= Given instruction =
Will you give the material below again, every line exactly as it is?

• • • •

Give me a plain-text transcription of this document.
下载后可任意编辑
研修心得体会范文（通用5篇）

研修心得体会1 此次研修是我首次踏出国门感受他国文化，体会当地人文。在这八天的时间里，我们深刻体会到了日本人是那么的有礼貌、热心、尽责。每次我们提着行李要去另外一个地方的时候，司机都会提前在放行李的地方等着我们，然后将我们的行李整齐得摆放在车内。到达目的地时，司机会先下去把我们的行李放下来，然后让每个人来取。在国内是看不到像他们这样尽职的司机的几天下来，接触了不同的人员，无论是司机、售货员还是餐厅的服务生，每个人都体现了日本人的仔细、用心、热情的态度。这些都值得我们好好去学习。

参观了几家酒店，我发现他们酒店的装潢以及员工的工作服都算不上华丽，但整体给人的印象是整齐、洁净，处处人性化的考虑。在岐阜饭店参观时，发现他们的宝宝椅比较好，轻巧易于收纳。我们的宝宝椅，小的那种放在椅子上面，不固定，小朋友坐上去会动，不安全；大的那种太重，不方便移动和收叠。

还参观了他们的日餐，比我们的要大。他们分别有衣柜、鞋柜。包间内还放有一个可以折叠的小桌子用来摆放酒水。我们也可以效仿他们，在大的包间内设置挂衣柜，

• • • •

= Correct result =
Give me a plain-text transcription of this document.
下载后可任意编辑
研修心得体会范文（通用5篇）

研修心得体会1 此次研修是我首次踏出国门感受他国文化，体会当地人文。在这八天的时间里，我们深刻体会到了日本人是那么的有礼貌、热心、尽责。每次我们提着行李要去另外一个地方的时候，司机都会提前在放行李的地方等着我们，然后将我们的行李整齐得摆放在车内。到达目的地时，司机会先下去把我们的行李放下来，然后让每个人来取。在国内是看不到像他们这样尽职的司机的几天下来，接触了不同的人员，无论是司机、售货员还是餐厅的服务生，每个人都体现了日本人的仔细、用心、热情的态度。这些都值得我们好好去学习。

参观了几家酒店，我发现他们酒店的装潢以及员工的工作服都算不上华丽，但整体给人的印象是整齐、洁净，处处人性化的考虑。在岐阜饭店参观时，发现他们的宝宝椅比较好，轻巧易于收纳。我们的宝宝椅，小的那种放在椅子上面，不固定，小朋友坐上去会动，不安全；大的那种太重，不方便移动和收叠。

还参观了他们的日餐，比我们的要大。他们分别有衣柜、鞋柜。包间内还放有一个可以折叠的小桌子用来摆放酒水。我们也可以效仿他们，在大的包间内设置挂衣柜，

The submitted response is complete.